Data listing
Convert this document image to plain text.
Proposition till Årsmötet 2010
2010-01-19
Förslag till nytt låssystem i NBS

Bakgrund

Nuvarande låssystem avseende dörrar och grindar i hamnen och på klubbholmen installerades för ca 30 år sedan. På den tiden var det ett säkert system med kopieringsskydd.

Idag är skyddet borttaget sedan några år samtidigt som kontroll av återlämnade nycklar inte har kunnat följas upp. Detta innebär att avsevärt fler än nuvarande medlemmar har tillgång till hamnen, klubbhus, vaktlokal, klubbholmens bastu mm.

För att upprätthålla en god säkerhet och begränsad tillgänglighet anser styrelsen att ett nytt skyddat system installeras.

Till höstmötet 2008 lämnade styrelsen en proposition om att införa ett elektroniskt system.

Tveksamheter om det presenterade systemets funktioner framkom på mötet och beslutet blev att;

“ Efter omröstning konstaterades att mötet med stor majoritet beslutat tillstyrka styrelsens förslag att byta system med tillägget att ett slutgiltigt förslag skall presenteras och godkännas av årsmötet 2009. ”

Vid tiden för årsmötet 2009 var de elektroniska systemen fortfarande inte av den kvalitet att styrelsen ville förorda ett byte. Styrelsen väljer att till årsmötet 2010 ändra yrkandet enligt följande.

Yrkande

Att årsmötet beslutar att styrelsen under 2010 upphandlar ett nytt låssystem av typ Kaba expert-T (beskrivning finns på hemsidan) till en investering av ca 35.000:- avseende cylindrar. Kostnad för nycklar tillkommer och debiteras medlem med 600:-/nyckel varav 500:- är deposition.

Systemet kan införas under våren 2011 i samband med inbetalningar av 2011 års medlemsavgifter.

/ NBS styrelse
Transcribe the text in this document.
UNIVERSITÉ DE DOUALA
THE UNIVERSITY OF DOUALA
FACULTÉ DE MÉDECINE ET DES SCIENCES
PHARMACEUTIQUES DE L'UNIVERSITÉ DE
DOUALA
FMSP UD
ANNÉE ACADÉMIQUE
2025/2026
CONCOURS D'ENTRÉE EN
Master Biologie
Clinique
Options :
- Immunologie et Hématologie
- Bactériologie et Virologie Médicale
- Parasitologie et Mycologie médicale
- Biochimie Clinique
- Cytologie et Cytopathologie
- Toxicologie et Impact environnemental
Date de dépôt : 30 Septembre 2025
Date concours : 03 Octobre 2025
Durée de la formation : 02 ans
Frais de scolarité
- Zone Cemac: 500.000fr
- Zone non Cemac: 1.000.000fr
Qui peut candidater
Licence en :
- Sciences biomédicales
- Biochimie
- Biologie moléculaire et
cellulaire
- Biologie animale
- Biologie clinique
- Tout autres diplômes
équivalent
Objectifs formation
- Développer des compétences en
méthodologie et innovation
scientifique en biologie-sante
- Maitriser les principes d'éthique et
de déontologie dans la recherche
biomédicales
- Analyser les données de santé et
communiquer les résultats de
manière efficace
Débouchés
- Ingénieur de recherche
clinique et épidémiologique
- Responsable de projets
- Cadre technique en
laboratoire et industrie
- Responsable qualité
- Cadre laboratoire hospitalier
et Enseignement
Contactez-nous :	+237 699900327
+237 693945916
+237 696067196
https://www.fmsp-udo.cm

The problem
Every record should be given again exactly.

Written answer
Convert this document image to plain text.
Proposition till Årsmötet 2010
2010-01-19
Förslag till nytt låssystem i NBS

Bakgrund

Nuvarande låssystem avseende dörrar och grindar i hamnen och på klubbholmen installerades för ca 30 år sedan. På den tiden var det ett säkert system med kopieringsskydd.

Idag är skyddet borttaget sedan några år samtidigt som kontroll av återlämnade nycklar inte har kunnat följas upp. Detta innebär att avsevärt fler än nuvarande medlemmar har tillgång till hamnen, klubbhus, vaktlokal, klubbholmens bastu mm.

För att upprätthålla en god säkerhet och begränsad tillgänglighet anser styrelsen att ett nytt skyddat system installeras.

Till höstmötet 2008 lämnade styrelsen en proposition om att införa ett elektroniskt system.

Tveksamheter om det presenterade systemets funktioner framkom på mötet och beslutet blev att;

“ Efter omröstning konstaterades att mötet med stor majoritet beslutat tillstyrka styrelsens förslag att byta system med tillägget att ett slutgiltigt förslag skall presenteras och godkännas av årsmötet 2009. ”

Vid tiden för årsmötet 2009 var de elektroniska systemen fortfarande inte av den kvalitet att styrelsen ville förorda ett byte. Styrelsen väljer att till årsmötet 2010 ändra yrkandet enligt följande.

Yrkande

Att årsmötet beslutar att styrelsen under 2010 upphandlar ett nytt låssystem av typ Kaba expert-T (beskrivning finns på hemsidan) till en investering av ca 35.000:- avseende cylindrar. Kostnad för nycklar tillkommer och debiteras medlem med 600:-/nyckel varav 500:- är deposition.

Systemet kan införas under våren 2011 i samband med inbetalningar av 2011 års medlemsavgifter.

/ NBS styrelse
Transcribe the text in this document.
UNIVERSITÉ DE DOUALA
THE UNIVERSITY OF DOUALA
FACULTÉ DE MÉDECINE ET DES SCIENCES
PHARMACEUTIQUES DE L'UNIVERSITÉ DE
DOUALA
FMSP UD
ANNÉE ACADÉMIQUE
2025/2026
CONCOURS D'ENTRÉE EN
Master Biologie
Clinique
Options :
- Immunologie et Hématologie
- Bactériologie et Virologie Médicale
- Parasitologie et Mycologie médicale
- Biochimie Clinique
- Cytologie et Cytopathologie
- Toxicologie et Impact environnemental
Date de dépôt : 30 Septembre 2025
Date concours : 03 Octobre 2025
Durée de la formation : 02 ans
Frais de scolarité
- Zone Cemac: 500.000fr
- Zone non Cemac: 1.000.000fr
Qui peut candidater
Licence en :
- Sciences biomédicales
- Biochimie
- Biologie moléculaire et
cellulaire
- Biologie animale
- Biologie clinique
- Tout autres diplômes
équivalent
Objectifs formation
- Développer des compétences en
méthodologie et innovation
scientifique en biologie-sante
- Maitriser les principes d'éthique et
de déontologie dans la recherche
biomédicales
- Analyser les données de santé et
communiquer les résultats de
manière efficace
Débouchés
- Ingénieur de recherche
clinique et épidémiologique
- Responsable de projets
- Cadre technique en
laboratoire et industrie
- Responsable qualité
- Cadre laboratoire hospitalier
et Enseignement
Contactez-nous :	+237 699900327
+237 693945916
+237 696067196
https://www.fmsp-udo.cm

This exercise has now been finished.